• **Short problem 1**:
List every temperature given in kelvin in the passage on chromium nitride.

• **Supplied passage**:
↓
Recent theoretical modeling has proposed that chromium nitride (CrN), an archetypical refractory transition metal mononitride, serves as an excellent host for spin-lattice coupling (Fig. 1A) (21, 22). CrN is widely known for its unique magnetic, structural, and electrical phase transition at Néel temperature (TN) of ~277 K (23–25). At room temperature, CrN is a paramagnetic semiconductor and turns into an antiferromagnetic metal below TN. Concomitant to the magnetic and electronic phase transition, the structural symmetry of CrN also changes from rocksalt at high temperature to orthorhombic at low temperature (T < TN). Theoretical modeling and recent experiments have verified that the phase transition in CrN is initiated by anisotropic magnetic stress, stemming from spin-phonon coupling that distorts the crystal structure and realigns electronic bands (26, 27). Although the influence of spin-phonon coupling on microscopic origin of CrN’s phase transition is well established, the impact of such spin-phonon coupling on the physical properties is less explored.
Evolution of dynamic spin-phonon coupling with temperature and its influence on acoustic phonon lifetime.(A) Schematic of coupled spin and phonon fluctuations near TN in paramagnetic CrN. At higher temperatures (T > > TN), spin fluctuations and spin-phonon coupling diminish. (B) The temperature-dependent thermal conductivity of CrN (28, 45) and nonmagnetic semiconductor GaN (46). (C) Schematic of IXS measurement setup used for the MgO/CrN film. (D) Schematic of measurement direction (Γ-X) in the Brillouin zone of rocksalt CrN. (E) Temperature-dependent IXS spectrum at q = (0 0 0.18) of the reduced Brillouin zone highlighting the transverse acoustic (TA) mode. The inset shows the broadening of the phonon mode. (F to H) Voigt function–fitted TA phonon mode of CrN at 300, 373, and 473 K, respectively. (I) Temperature-dependent acoustic phonon lifetime increases with rising temperature. a.u., arbitrary units.
↑
• **Short problem 2**:
Lay out the records as a Markdown table with the columns Row and Line, starting at the line that has "Find all labels, buttons, inputs, and" and ending after the line that has "Bar <box>206 316 229 380</box>". Number each line and skip any blank ones.

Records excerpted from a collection
↓
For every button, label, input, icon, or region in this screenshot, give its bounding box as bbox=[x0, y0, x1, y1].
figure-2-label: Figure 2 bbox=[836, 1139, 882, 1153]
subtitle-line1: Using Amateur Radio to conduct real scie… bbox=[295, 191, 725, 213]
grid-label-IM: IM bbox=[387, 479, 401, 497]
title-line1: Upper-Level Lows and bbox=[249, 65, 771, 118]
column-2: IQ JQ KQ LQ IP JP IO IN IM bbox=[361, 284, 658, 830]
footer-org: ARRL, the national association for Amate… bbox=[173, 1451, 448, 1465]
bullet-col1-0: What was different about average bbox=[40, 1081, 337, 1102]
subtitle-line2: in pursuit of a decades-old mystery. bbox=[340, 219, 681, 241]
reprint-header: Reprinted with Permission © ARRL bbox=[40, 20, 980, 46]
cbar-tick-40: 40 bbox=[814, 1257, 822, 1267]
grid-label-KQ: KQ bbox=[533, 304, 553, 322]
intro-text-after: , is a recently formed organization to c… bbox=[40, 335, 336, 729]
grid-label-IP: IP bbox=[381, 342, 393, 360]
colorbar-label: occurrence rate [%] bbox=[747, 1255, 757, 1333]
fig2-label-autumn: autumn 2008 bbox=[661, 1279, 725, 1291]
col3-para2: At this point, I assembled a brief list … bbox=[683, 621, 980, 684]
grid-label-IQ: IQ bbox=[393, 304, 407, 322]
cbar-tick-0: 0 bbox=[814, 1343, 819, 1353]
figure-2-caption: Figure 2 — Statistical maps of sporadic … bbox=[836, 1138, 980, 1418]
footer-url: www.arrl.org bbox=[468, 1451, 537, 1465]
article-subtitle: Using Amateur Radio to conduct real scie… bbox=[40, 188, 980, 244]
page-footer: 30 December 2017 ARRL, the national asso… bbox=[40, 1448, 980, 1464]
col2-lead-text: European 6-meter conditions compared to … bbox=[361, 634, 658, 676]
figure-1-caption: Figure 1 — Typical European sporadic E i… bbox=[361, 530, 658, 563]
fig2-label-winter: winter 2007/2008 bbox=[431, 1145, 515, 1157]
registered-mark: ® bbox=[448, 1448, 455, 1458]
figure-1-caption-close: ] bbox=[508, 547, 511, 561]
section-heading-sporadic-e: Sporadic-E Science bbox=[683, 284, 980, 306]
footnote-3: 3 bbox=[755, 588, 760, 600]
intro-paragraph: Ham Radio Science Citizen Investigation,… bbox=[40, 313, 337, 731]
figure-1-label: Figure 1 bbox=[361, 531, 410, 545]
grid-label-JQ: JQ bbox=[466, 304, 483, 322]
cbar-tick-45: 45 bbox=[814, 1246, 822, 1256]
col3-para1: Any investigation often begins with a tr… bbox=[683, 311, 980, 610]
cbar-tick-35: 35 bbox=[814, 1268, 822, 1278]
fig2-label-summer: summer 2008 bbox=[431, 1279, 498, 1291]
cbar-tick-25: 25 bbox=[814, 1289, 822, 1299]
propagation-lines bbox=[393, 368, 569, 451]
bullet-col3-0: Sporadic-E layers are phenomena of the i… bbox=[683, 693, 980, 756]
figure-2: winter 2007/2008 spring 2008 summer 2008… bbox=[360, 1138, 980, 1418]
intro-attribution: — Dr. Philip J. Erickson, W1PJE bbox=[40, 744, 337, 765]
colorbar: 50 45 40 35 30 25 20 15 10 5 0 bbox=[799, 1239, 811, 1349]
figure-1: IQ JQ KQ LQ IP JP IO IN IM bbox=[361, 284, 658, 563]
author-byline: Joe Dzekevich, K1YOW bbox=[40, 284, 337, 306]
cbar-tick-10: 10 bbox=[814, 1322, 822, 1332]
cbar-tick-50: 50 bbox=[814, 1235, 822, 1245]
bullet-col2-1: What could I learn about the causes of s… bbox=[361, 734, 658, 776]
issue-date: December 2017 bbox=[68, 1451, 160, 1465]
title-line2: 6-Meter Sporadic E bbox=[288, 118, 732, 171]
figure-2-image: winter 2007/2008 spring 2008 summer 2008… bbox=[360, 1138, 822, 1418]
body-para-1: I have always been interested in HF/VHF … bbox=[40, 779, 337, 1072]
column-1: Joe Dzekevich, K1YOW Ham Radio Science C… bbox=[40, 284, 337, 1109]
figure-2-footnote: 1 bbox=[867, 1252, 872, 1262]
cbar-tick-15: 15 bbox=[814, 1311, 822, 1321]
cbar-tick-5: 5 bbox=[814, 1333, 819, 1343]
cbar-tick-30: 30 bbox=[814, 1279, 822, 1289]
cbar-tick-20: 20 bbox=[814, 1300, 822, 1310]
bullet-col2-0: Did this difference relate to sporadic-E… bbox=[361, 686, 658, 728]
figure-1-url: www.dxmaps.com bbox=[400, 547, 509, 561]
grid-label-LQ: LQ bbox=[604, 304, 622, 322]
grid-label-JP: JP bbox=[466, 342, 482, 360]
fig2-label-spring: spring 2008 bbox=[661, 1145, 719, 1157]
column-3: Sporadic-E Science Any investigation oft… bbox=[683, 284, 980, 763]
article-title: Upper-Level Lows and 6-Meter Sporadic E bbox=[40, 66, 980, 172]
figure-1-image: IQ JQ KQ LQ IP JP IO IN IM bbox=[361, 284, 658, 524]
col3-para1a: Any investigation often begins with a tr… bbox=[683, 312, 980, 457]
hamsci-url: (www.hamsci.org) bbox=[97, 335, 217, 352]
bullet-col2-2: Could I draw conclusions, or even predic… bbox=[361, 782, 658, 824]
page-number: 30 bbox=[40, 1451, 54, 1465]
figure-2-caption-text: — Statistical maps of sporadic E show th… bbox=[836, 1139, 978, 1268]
↑
↓
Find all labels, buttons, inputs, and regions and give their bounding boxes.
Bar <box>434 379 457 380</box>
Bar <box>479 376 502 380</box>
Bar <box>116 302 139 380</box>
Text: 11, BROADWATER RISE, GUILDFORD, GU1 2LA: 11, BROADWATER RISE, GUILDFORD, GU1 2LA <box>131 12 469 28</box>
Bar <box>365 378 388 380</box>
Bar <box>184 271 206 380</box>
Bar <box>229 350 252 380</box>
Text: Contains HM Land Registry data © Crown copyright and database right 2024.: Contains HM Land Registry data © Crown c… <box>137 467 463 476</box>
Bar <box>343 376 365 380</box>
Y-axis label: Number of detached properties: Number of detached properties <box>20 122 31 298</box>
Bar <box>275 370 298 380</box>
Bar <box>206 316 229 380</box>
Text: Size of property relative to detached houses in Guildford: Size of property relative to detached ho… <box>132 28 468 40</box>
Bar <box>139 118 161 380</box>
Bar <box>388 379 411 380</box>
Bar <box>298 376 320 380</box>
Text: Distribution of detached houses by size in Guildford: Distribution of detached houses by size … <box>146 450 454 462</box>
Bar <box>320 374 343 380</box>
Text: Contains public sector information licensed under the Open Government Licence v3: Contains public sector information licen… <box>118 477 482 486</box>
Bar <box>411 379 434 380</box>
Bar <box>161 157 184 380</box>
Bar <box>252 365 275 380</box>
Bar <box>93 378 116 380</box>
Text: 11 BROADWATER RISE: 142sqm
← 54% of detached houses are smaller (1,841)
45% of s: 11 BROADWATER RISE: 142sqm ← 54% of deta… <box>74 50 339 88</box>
↑
• **Result 1**:
- ~277 K
- 300 K
- 373 K
- 473 K

• **Result 2**:
| Row | Line |
|---|---|
| 1 | Find all labels, buttons, inputs, and regions and give their bounding boxes. |
| 2 | Bar <box>434 379 457 380</box> |
| 3 | Bar <box>479 376 502 380</box> |
| 4 | Bar <box>116 302 139 380</box> |
| 5 | Text: 11, BROADWATER RISE, GUILDFORD, GU1 2LA: 11, BROADWATER RISE, GUILDFORD, GU1 2LA <box>131 12 469 28</box> |
| 6 | Bar <box>365 378 388 380</box> |
| 7 | Bar <box>184 271 206 380</box> |
| 8 | Bar <box>229 350 252 380</box> |
| 9 | Text: Contains HM Land Registry data © Crown copyright and database right 2024.: Contains HM Land Registry data © Crown c… <box>137 467 463 476</box> |
| 10 | Bar <box>343 376 365 380</box> |
| 11 | Y-axis label: Number of detached properties: Number of detached properties <box>20 122 31 298</box> |
| 12 | Bar <box>275 370 298 380</box> |
| 13 | Bar <box>206 316 229 380</box> |